Objective: Determine how many lines contain the string "structured". Reply with that figure and nothing else.

Listed entries:
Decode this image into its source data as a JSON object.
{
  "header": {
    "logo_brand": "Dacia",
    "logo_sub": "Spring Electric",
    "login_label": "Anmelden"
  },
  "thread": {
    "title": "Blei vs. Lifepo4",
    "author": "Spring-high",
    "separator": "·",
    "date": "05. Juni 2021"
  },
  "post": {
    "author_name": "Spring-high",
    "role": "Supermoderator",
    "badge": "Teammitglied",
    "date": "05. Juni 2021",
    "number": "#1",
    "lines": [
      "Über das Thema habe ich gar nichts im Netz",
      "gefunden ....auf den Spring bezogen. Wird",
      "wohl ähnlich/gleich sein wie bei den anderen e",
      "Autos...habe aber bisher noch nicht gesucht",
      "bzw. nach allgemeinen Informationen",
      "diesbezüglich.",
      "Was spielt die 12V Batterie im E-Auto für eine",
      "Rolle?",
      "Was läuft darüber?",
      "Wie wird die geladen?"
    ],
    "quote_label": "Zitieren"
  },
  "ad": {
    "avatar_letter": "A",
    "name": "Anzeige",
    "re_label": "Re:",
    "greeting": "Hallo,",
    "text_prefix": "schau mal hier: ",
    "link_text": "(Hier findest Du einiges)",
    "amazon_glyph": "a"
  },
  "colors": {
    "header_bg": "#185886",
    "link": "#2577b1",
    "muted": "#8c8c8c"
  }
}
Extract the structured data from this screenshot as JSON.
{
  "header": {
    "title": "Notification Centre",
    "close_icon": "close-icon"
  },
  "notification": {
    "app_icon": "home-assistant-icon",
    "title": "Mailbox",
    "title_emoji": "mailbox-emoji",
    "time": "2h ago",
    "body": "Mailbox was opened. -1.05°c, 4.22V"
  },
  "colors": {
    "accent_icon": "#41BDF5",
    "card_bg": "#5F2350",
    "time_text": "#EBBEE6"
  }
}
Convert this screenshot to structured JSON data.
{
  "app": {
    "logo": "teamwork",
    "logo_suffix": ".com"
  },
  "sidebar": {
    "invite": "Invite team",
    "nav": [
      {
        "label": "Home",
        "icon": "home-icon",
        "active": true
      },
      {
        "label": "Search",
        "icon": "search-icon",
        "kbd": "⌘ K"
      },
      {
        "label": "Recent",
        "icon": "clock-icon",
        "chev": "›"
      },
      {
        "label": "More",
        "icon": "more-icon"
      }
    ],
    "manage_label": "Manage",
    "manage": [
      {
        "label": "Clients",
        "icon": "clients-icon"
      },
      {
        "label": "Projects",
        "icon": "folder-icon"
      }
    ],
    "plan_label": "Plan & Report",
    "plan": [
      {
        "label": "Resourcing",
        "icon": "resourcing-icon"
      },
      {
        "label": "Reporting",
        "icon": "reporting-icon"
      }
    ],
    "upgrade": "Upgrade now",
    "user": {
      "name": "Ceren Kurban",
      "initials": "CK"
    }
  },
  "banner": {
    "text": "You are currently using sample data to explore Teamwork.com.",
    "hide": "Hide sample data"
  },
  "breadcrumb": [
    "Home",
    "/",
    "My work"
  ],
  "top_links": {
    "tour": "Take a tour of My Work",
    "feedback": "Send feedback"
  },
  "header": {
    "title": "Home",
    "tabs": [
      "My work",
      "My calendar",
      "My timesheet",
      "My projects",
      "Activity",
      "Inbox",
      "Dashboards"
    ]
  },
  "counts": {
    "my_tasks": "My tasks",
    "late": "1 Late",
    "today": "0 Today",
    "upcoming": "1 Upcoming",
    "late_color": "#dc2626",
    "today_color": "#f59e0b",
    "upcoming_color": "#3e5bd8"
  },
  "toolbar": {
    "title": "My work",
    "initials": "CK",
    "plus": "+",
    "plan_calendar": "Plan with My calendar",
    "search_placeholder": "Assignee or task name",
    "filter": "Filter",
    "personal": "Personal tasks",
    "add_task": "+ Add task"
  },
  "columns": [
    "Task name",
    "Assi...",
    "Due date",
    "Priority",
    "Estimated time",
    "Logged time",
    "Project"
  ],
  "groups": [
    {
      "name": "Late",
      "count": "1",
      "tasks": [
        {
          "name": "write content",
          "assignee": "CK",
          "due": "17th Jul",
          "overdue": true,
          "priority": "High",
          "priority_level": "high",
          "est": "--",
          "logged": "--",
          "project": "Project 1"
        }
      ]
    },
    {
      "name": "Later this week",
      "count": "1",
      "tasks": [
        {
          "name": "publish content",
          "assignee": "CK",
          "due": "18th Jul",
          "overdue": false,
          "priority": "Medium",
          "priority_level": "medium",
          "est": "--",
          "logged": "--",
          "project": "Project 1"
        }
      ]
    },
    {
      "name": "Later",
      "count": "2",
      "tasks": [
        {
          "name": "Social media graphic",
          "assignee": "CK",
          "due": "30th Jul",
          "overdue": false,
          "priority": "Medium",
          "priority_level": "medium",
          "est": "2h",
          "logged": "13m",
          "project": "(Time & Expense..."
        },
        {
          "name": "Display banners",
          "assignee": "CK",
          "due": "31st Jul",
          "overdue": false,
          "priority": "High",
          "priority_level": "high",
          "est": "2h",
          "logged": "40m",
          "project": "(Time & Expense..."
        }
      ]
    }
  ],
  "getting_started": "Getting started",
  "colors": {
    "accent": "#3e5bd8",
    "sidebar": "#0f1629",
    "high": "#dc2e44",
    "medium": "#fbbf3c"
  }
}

Exercise solution: 2